> WRITTEN EXERCISE
Your task is to copy the material exactly.
### THE INPUT
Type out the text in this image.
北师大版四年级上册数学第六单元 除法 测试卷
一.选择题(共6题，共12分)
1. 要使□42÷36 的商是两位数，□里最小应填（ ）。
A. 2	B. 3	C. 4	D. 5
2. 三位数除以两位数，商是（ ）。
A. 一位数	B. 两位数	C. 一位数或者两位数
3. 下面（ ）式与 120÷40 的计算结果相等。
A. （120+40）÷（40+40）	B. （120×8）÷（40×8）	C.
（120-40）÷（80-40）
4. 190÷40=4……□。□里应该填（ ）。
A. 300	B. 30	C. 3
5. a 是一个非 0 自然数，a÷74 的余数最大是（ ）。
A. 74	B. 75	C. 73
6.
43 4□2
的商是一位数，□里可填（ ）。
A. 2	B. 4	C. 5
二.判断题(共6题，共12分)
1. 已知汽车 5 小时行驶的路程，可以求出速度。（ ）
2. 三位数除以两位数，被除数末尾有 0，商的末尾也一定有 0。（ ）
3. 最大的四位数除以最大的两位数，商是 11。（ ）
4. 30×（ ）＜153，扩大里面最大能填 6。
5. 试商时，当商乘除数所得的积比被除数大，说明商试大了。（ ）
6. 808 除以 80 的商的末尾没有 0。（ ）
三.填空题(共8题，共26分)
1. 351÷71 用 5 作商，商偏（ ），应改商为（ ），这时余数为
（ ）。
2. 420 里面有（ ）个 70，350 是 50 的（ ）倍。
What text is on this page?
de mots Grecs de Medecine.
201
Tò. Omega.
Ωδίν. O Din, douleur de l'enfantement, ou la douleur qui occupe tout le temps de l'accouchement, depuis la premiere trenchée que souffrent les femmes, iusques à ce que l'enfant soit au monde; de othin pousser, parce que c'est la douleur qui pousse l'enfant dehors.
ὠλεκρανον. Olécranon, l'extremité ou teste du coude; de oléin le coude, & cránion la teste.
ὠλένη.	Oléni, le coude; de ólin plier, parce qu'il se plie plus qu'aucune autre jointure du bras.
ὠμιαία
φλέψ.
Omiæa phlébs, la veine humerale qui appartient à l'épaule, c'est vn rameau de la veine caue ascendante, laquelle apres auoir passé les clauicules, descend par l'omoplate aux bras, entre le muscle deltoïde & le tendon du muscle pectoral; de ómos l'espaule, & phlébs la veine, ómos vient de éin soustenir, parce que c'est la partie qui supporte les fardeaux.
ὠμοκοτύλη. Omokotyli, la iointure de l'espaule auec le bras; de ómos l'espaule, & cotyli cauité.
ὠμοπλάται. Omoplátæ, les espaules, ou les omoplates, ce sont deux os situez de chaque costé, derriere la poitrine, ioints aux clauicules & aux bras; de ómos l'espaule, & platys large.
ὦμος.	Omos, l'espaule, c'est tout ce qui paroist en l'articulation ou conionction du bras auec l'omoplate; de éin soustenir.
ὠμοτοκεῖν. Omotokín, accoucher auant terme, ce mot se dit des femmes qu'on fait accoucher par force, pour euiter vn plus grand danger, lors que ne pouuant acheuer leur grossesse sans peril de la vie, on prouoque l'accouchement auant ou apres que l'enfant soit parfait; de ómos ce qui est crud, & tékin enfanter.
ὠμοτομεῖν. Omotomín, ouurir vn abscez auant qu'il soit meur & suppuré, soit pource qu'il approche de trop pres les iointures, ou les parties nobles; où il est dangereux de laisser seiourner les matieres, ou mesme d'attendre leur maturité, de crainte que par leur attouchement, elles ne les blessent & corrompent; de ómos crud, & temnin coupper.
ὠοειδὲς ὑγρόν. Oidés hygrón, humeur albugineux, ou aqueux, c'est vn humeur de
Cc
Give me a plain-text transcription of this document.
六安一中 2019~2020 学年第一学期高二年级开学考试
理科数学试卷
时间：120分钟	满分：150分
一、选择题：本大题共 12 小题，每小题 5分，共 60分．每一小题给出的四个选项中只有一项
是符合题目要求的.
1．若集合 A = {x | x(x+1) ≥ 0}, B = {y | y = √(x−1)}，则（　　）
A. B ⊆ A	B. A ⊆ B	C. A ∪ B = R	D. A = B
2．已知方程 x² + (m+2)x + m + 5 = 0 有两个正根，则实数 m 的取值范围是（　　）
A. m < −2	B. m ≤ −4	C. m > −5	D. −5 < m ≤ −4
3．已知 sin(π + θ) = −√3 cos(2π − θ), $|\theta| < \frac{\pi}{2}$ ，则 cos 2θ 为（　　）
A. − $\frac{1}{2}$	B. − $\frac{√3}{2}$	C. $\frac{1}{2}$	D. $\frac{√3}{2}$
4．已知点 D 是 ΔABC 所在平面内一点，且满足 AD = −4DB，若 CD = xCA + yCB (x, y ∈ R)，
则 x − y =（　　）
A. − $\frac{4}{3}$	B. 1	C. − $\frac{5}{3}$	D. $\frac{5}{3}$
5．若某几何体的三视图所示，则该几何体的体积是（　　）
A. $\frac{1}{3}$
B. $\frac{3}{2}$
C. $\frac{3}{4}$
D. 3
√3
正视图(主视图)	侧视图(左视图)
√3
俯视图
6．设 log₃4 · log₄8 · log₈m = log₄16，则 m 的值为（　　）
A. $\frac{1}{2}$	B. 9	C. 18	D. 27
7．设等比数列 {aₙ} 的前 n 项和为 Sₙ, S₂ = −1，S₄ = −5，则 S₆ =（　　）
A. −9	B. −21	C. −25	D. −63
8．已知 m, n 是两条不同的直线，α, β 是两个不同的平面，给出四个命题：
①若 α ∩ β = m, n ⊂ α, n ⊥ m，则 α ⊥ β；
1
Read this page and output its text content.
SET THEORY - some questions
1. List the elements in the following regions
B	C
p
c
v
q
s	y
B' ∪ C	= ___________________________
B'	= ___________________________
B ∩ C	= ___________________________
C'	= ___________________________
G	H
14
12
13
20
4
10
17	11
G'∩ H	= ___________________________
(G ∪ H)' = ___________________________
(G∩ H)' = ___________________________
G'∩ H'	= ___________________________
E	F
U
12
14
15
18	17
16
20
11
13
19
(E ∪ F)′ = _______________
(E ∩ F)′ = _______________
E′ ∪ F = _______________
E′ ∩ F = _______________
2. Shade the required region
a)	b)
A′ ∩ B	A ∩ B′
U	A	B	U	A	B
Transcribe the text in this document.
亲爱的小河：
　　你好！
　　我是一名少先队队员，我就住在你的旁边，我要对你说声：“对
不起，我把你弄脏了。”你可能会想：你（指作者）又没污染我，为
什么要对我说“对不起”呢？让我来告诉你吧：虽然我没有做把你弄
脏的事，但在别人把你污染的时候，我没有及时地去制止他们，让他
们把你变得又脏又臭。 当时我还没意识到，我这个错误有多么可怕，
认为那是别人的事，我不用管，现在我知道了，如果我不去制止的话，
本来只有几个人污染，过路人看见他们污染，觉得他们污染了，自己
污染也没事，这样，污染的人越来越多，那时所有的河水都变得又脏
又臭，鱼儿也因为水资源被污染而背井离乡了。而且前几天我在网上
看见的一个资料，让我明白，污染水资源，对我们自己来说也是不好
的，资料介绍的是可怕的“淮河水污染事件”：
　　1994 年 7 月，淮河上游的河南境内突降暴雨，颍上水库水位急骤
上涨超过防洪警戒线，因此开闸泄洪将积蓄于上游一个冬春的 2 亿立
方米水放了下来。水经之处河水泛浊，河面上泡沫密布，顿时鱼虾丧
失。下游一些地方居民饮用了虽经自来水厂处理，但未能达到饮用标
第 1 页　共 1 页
######
> FINISHED TASK
Type out the text in this image.
北师大版四年级上册数学第六单元 除法 测试卷
一.选择题(共6题，共12分)
1. 要使□42÷36 的商是两位数，□里最小应填（ ）。
A. 2	B. 3	C. 4	D. 5
2. 三位数除以两位数，商是（ ）。
A. 一位数	B. 两位数	C. 一位数或者两位数
3. 下面（ ）式与 120÷40 的计算结果相等。
A. （120+40）÷（40+40）	B. （120×8）÷（40×8）	C.
（120-40）÷（80-40）
4. 190÷40=4……□。□里应该填（ ）。
A. 300	B. 30	C. 3
5. a 是一个非 0 自然数，a÷74 的余数最大是（ ）。
A. 74	B. 75	C. 73
6.
43 4□2
的商是一位数，□里可填（ ）。
A. 2	B. 4	C. 5
二.判断题(共6题，共12分)
1. 已知汽车 5 小时行驶的路程，可以求出速度。（ ）
2. 三位数除以两位数，被除数末尾有 0，商的末尾也一定有 0。（ ）
3. 最大的四位数除以最大的两位数，商是 11。（ ）
4. 30×（ ）＜153，扩大里面最大能填 6。
5. 试商时，当商乘除数所得的积比被除数大，说明商试大了。（ ）
6. 808 除以 80 的商的末尾没有 0。（ ）
三.填空题(共8题，共26分)
1. 351÷71 用 5 作商，商偏（ ），应改商为（ ），这时余数为
（ ）。
2. 420 里面有（ ）个 70，350 是 50 的（ ）倍。
What text is on this page?
de mots Grecs de Medecine.
201
Tò. Omega.
Ωδίν. O Din, douleur de l'enfantement, ou la douleur qui occupe tout le temps de l'accouchement, depuis la premiere trenchée que souffrent les femmes, iusques à ce que l'enfant soit au monde; de othin pousser, parce que c'est la douleur qui pousse l'enfant dehors.
ὠλεκρανον. Olécranon, l'extremité ou teste du coude; de oléin le coude, & cránion la teste.
ὠλένη.	Oléni, le coude; de ólin plier, parce qu'il se plie plus qu'aucune autre jointure du bras.
ὠμιαία
φλέψ.
Omiæa phlébs, la veine humerale qui appartient à l'épaule, c'est vn rameau de la veine caue ascendante, laquelle apres auoir passé les clauicules, descend par l'omoplate aux bras, entre le muscle deltoïde & le tendon du muscle pectoral; de ómos l'espaule, & phlébs la veine, ómos vient de éin soustenir, parce que c'est la partie qui supporte les fardeaux.
ὠμοκοτύλη. Omokotyli, la iointure de l'espaule auec le bras; de ómos l'espaule, & cotyli cauité.
ὠμοπλάται. Omoplátæ, les espaules, ou les omoplates, ce sont deux os situez de chaque costé, derriere la poitrine, ioints aux clauicules & aux bras; de ómos l'espaule, & platys large.
ὦμος.	Omos, l'espaule, c'est tout ce qui paroist en l'articulation ou conionction du bras auec l'omoplate; de éin soustenir.
ὠμοτοκεῖν. Omotokín, accoucher auant terme, ce mot se dit des femmes qu'on fait accoucher par force, pour euiter vn plus grand danger, lors que ne pouuant acheuer leur grossesse sans peril de la vie, on prouoque l'accouchement auant ou apres que l'enfant soit parfait; de ómos ce qui est crud, & tékin enfanter.
ὠμοτομεῖν. Omotomín, ouurir vn abscez auant qu'il soit meur & suppuré, soit pource qu'il approche de trop pres les iointures, ou les parties nobles; où il est dangereux de laisser seiourner les matieres, ou mesme d'attendre leur maturité, de crainte que par leur attouchement, elles ne les blessent & corrompent; de ómos crud, & temnin coupper.
ὠοειδὲς ὑγρόν. Oidés hygrón, humeur albugineux, ou aqueux, c'est vn humeur de
Cc
Give me a plain-text transcription of this document.
六安一中 2019~2020 学年第一学期高二年级开学考试
理科数学试卷
时间：120分钟	满分：150分
一、选择题：本大题共 12 小题，每小题 5分，共 60分．每一小题给出的四个选项中只有一项
是符合题目要求的.
1．若集合 A = {x | x(x+1) ≥ 0}, B = {y | y = √(x−1)}，则（　　）
A. B ⊆ A	B. A ⊆ B	C. A ∪ B = R	D. A = B
2．已知方程 x² + (m+2)x + m + 5 = 0 有两个正根，则实数 m 的取值范围是（　　）
A. m < −2	B. m ≤ −4	C. m > −5	D. −5 < m ≤ −4
3．已知 sin(π + θ) = −√3 cos(2π − θ), $|\theta| < \frac{\pi}{2}$ ，则 cos 2θ 为（　　）
A. − $\frac{1}{2}$	B. − $\frac{√3}{2}$	C. $\frac{1}{2}$	D. $\frac{√3}{2}$
4．已知点 D 是 ΔABC 所在平面内一点，且满足 AD = −4DB，若 CD = xCA + yCB (x, y ∈ R)，
则 x − y =（　　）
A. − $\frac{4}{3}$	B. 1	C. − $\frac{5}{3}$	D. $\frac{5}{3}$
5．若某几何体的三视图所示，则该几何体的体积是（　　）
A. $\frac{1}{3}$
B. $\frac{3}{2}$
C. $\frac{3}{4}$
D. 3
√3
正视图(主视图)	侧视图(左视图)
√3
俯视图
6．设 log₃4 · log₄8 · log₈m = log₄16，则 m 的值为（　　）
A. $\frac{1}{2}$	B. 9	C. 18	D. 27
7．设等比数列 {aₙ} 的前 n 项和为 Sₙ, S₂ = −1，S₄ = −5，则 S₆ =（　　）
A. −9	B. −21	C. −25	D. −63
8．已知 m, n 是两条不同的直线，α, β 是两个不同的平面，给出四个命题：
①若 α ∩ β = m, n ⊂ α, n ⊥ m，则 α ⊥ β；
1
Read this page and output its text content.
SET THEORY - some questions
1. List the elements in the following regions
B	C
p
c
v
q
s	y
B' ∪ C	= ___________________________
B'	= ___________________________
B ∩ C	= ___________________________
C'	= ___________________________
G	H
14
12
13
20
4
10
17	11
G'∩ H	= ___________________________
(G ∪ H)' = ___________________________
(G∩ H)' = ___________________________
G'∩ H'	= ___________________________
E	F
U
12
14
15
18	17
16
20
11
13
19
(E ∪ F)′ = _______________
(E ∩ F)′ = _______________
E′ ∪ F = _______________
E′ ∩ F = _______________
2. Shade the required region
a)	b)
A′ ∩ B	A ∩ B′
U	A	B	U	A	B
Transcribe the text in this document.
亲爱的小河：
　　你好！
　　我是一名少先队队员，我就住在你的旁边，我要对你说声：“对
不起，我把你弄脏了。”你可能会想：你（指作者）又没污染我，为
什么要对我说“对不起”呢？让我来告诉你吧：虽然我没有做把你弄
脏的事，但在别人把你污染的时候，我没有及时地去制止他们，让他
们把你变得又脏又臭。 当时我还没意识到，我这个错误有多么可怕，
认为那是别人的事，我不用管，现在我知道了，如果我不去制止的话，
本来只有几个人污染，过路人看见他们污染，觉得他们污染了，自己
污染也没事，这样，污染的人越来越多，那时所有的河水都变得又脏
又臭，鱼儿也因为水资源被污染而背井离乡了。而且前几天我在网上
看见的一个资料，让我明白，污染水资源，对我们自己来说也是不好
的，资料介绍的是可怕的“淮河水污染事件”：
　　1994 年 7 月，淮河上游的河南境内突降暴雨，颍上水库水位急骤
上涨超过防洪警戒线，因此开闸泄洪将积蓄于上游一个冬春的 2 亿立
方米水放了下来。水经之处河水泛浊，河面上泡沫密布，顿时鱼虾丧
失。下游一些地方居民饮用了虽经自来水厂处理，但未能达到饮用标
第 1 页　共 1 页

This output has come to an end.